-------- Items
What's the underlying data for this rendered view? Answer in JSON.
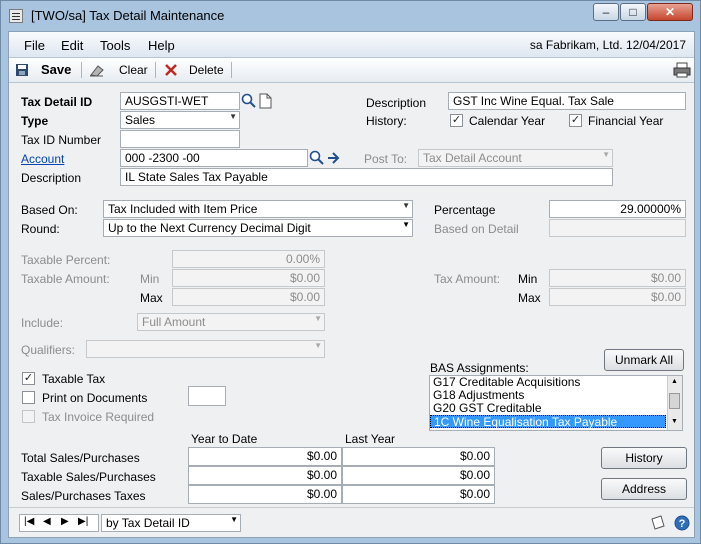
{
  "window": {
    "title": "[TWO/sa] Tax Detail Maintenance"
  },
  "menu": {
    "items": [
      "File",
      "Edit",
      "Tools",
      "Help"
    ],
    "user_info": "sa  Fabrikam, Ltd.  12/04/2017"
  },
  "toolbar": {
    "save": "Save",
    "clear": "Clear",
    "delete": "Delete"
  },
  "form": {
    "tax_detail_id_label": "Tax Detail ID",
    "tax_detail_id": "AUSGSTI-WET",
    "description_label": "Description",
    "description": "GST Inc Wine Equal. Tax Sale",
    "type_label": "Type",
    "type": "Sales",
    "history_label": "History:",
    "calendar_year": "Calendar Year",
    "financial_year": "Financial Year",
    "tax_id_number_label": "Tax ID Number",
    "account_label": "Account",
    "account": "000 -2300 -00",
    "post_to_label": "Post To:",
    "post_to": "Tax Detail Account",
    "account_description_label": "Description",
    "account_description": "IL State Sales Tax Payable",
    "based_on_label": "Based On:",
    "based_on": "Tax Included with Item Price",
    "percentage_label": "Percentage",
    "percentage": "29.00000%",
    "round_label": "Round:",
    "round": "Up to the Next Currency Decimal Digit",
    "based_on_detail_label": "Based on Detail",
    "taxable_percent_label": "Taxable Percent:",
    "taxable_percent": "0.00%",
    "taxable_amount_label": "Taxable Amount:",
    "min_label": "Min",
    "max_label": "Max",
    "taxable_min": "$0.00",
    "taxable_max": "$0.00",
    "tax_amount_label": "Tax Amount:",
    "tax_min": "$0.00",
    "tax_max": "$0.00",
    "include_label": "Include:",
    "include": "Full Amount",
    "qualifiers_label": "Qualifiers:",
    "bas_label": "BAS Assignments:",
    "unmark_all": "Unmark All",
    "bas_items": [
      "G17 Creditable Acquisitions",
      "G18 Adjustments",
      "G20 GST Creditable",
      "1C Wine Equalisation Tax Payable"
    ],
    "taxable_tax": "Taxable Tax",
    "print_on_documents": "Print on Documents",
    "tax_invoice_required": "Tax Invoice Required",
    "year_to_date": "Year to Date",
    "last_year": "Last Year",
    "rows": [
      {
        "label": "Total Sales/Purchases",
        "ytd": "$0.00",
        "ly": "$0.00"
      },
      {
        "label": "Taxable Sales/Purchases",
        "ytd": "$0.00",
        "ly": "$0.00"
      },
      {
        "label": "Sales/Purchases Taxes",
        "ytd": "$0.00",
        "ly": "$0.00"
      }
    ],
    "history_button": "History",
    "address_button": "Address"
  },
  "bottom": {
    "sort_by": "by Tax Detail ID"
  },
  "colors": {
    "accent": "#3399ff",
    "link": "#0645ad",
    "frame": "#a9c4de"
  }
}
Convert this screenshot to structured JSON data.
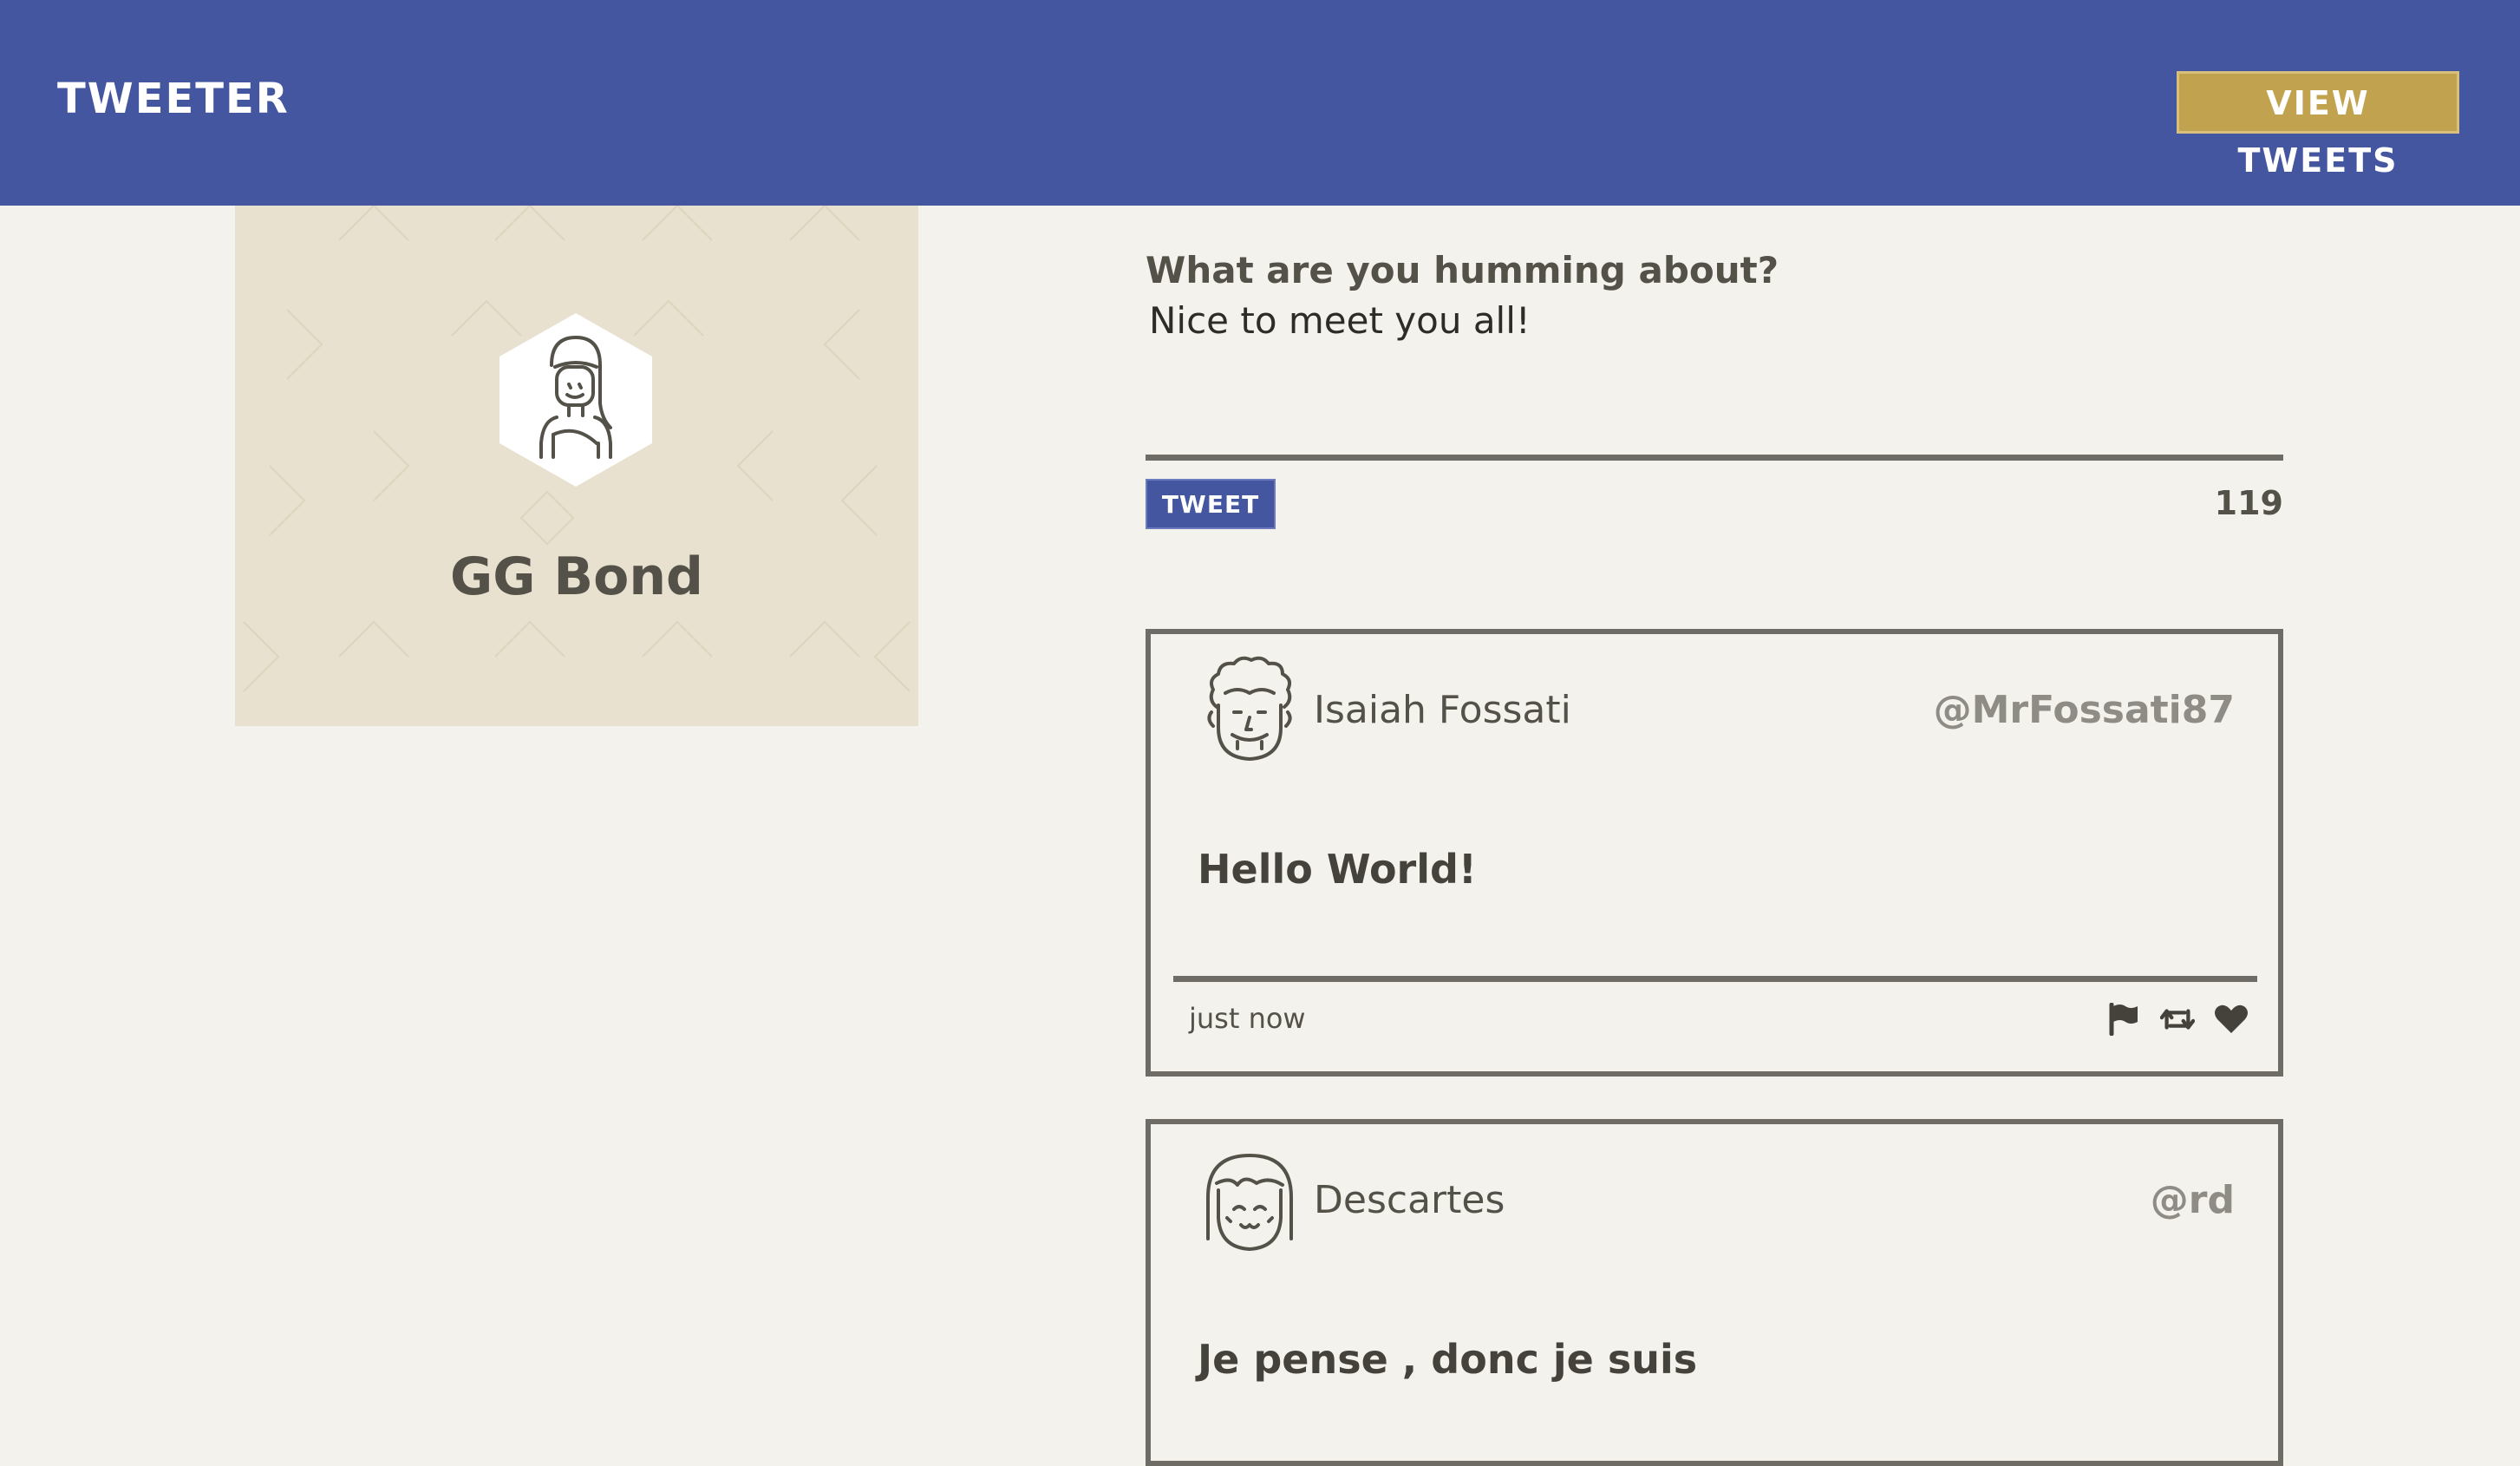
{
  "nav": {
    "brand": "TWEETER",
    "view_tweets_label": "VIEW TWEETS"
  },
  "colors": {
    "nav_bg": "#4556a0",
    "accent_gold": "#c1a24e",
    "page_bg": "#f4f2ed",
    "profile_bg": "#e8e1cf",
    "text_dark": "#545149",
    "handle_gray": "#8f8c85"
  },
  "profile": {
    "name": "GG Bond",
    "avatar_icon": "girl-avatar-icon"
  },
  "compose": {
    "label": "What are you humming about?",
    "value": "Nice to meet you all!",
    "tweet_button_label": "TWEET",
    "char_count": "119"
  },
  "tweets": [
    {
      "name": "Isaiah Fossati",
      "handle": "@MrFossati87",
      "body": "Hello World!",
      "time": "just now",
      "avatar_icon": "curly-hair-man-avatar-icon",
      "actions": [
        "flag-icon",
        "retweet-icon",
        "heart-icon"
      ]
    },
    {
      "name": "Descartes",
      "handle": "@rd",
      "body": "Je pense , donc je suis",
      "avatar_icon": "bob-hair-avatar-icon"
    }
  ]
}
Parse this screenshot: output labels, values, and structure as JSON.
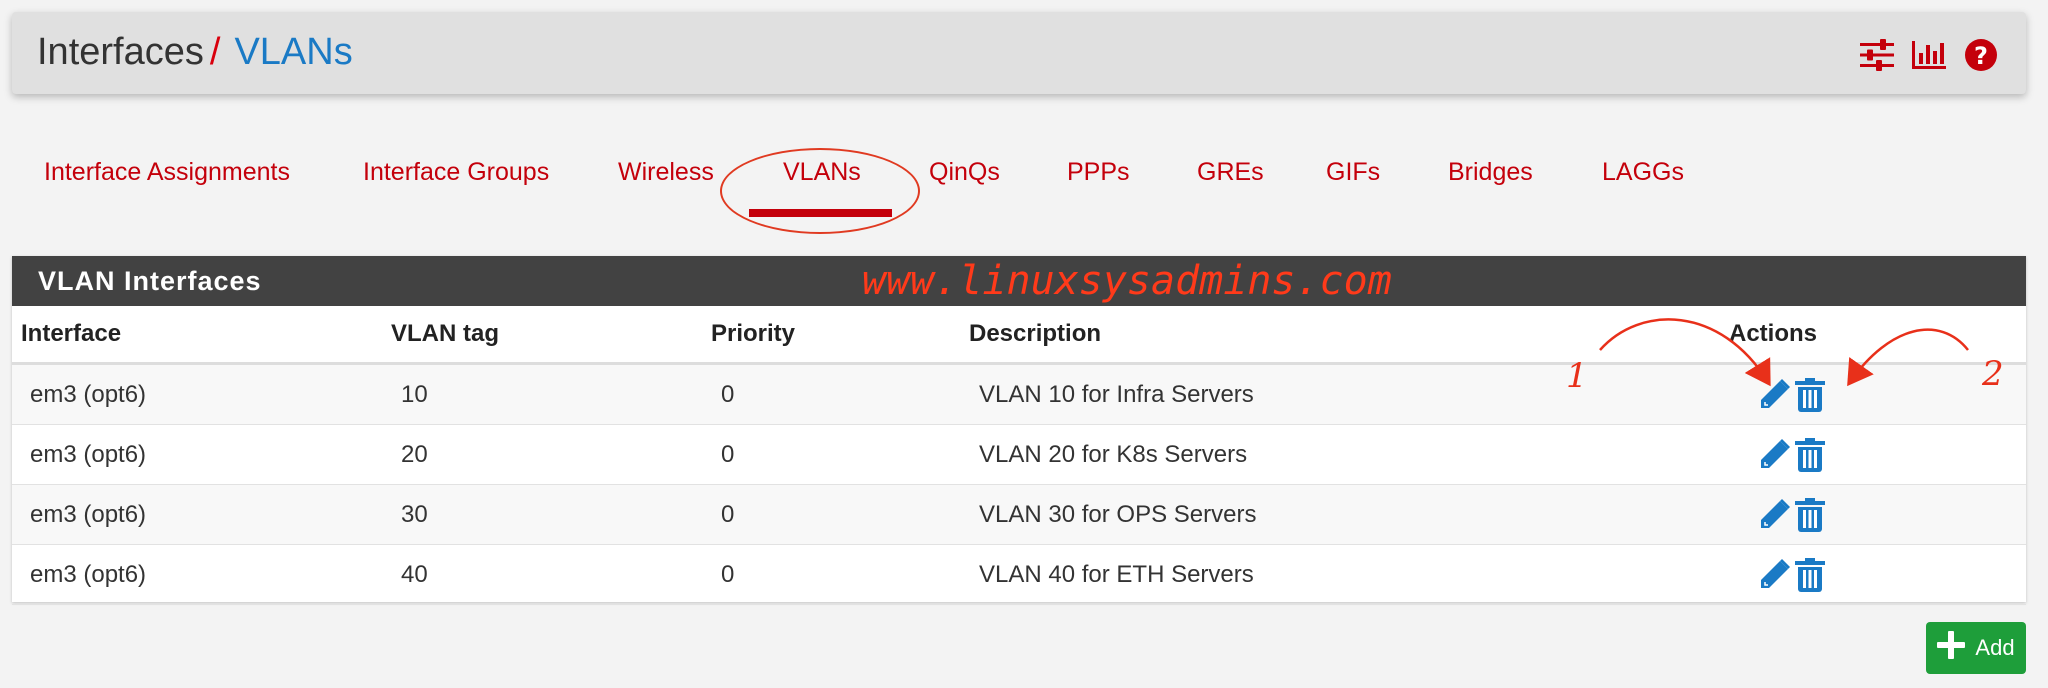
{
  "header": {
    "breadcrumb_parent": "Interfaces",
    "breadcrumb_separator": "/",
    "breadcrumb_current": "VLANs",
    "icons": [
      "sliders-icon",
      "bar-chart-icon",
      "help-icon"
    ]
  },
  "tabs": [
    {
      "label": "Interface Assignments",
      "active": false
    },
    {
      "label": "Interface Groups",
      "active": false
    },
    {
      "label": "Wireless",
      "active": false
    },
    {
      "label": "VLANs",
      "active": true
    },
    {
      "label": "QinQs",
      "active": false
    },
    {
      "label": "PPPs",
      "active": false
    },
    {
      "label": "GREs",
      "active": false
    },
    {
      "label": "GIFs",
      "active": false
    },
    {
      "label": "Bridges",
      "active": false
    },
    {
      "label": "LAGGs",
      "active": false
    }
  ],
  "panel": {
    "title": "VLAN Interfaces",
    "watermark": "www.linuxsysadmins.com"
  },
  "table": {
    "headers": [
      "Interface",
      "VLAN tag",
      "Priority",
      "Description",
      "Actions"
    ],
    "rows": [
      {
        "interface": "em3 (opt6)",
        "tag": "10",
        "priority": "0",
        "description": "VLAN 10 for Infra Servers"
      },
      {
        "interface": "em3 (opt6)",
        "tag": "20",
        "priority": "0",
        "description": "VLAN 20 for K8s Servers"
      },
      {
        "interface": "em3 (opt6)",
        "tag": "30",
        "priority": "0",
        "description": "VLAN 30 for OPS Servers"
      },
      {
        "interface": "em3 (opt6)",
        "tag": "40",
        "priority": "0",
        "description": "VLAN 40 for ETH Servers"
      }
    ],
    "row_action_icons": [
      "pencil-icon",
      "trash-icon"
    ]
  },
  "annotations": {
    "label_1": "1",
    "label_2": "2"
  },
  "add_button": {
    "label": "Add",
    "icon": "plus-icon"
  },
  "colors": {
    "accent_red": "#c4000b",
    "link_blue": "#1a7ac5",
    "add_green": "#1e9e3a",
    "annotation_red": "#e8301a"
  }
}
----------------
Set exercise ->
Write out exactly the lines beginning with the line that holds "Parse this screenshot: output" and ending with the final line of the data, both ends included, without the pictures.

Task result ->
Parse this screenshot: output labels, values, and structure as JSON.
{
  "header": {
    "breadcrumb_parent": "Interfaces",
    "breadcrumb_separator": "/",
    "breadcrumb_current": "VLANs",
    "icons": [
      "sliders-icon",
      "bar-chart-icon",
      "help-icon"
    ]
  },
  "tabs": [
    {
      "label": "Interface Assignments",
      "active": false
    },
    {
      "label": "Interface Groups",
      "active": false
    },
    {
      "label": "Wireless",
      "active": false
    },
    {
      "label": "VLANs",
      "active": true
    },
    {
      "label": "QinQs",
      "active": false
    },
    {
      "label": "PPPs",
      "active": false
    },
    {
      "label": "GREs",
      "active": false
    },
    {
      "label": "GIFs",
      "active": false
    },
    {
      "label": "Bridges",
      "active": false
    },
    {
      "label": "LAGGs",
      "active": false
    }
  ],
  "panel": {
    "title": "VLAN Interfaces",
    "watermark": "www.linuxsysadmins.com"
  },
  "table": {
    "headers": [
      "Interface",
      "VLAN tag",
      "Priority",
      "Description",
      "Actions"
    ],
    "rows": [
      {
        "interface": "em3 (opt6)",
        "tag": "10",
        "priority": "0",
        "description": "VLAN 10 for Infra Servers"
      },
      {
        "interface": "em3 (opt6)",
        "tag": "20",
        "priority": "0",
        "description": "VLAN 20 for K8s Servers"
      },
      {
        "interface": "em3 (opt6)",
        "tag": "30",
        "priority": "0",
        "description": "VLAN 30 for OPS Servers"
      },
      {
        "interface": "em3 (opt6)",
        "tag": "40",
        "priority": "0",
        "description": "VLAN 40 for ETH Servers"
      }
    ],
    "row_action_icons": [
      "pencil-icon",
      "trash-icon"
    ]
  },
  "annotations": {
    "label_1": "1",
    "label_2": "2"
  },
  "add_button": {
    "label": "Add",
    "icon": "plus-icon"
  },
  "colors": {
    "accent_red": "#c4000b",
    "link_blue": "#1a7ac5",
    "add_green": "#1e9e3a",
    "annotation_red": "#e8301a"
  }
}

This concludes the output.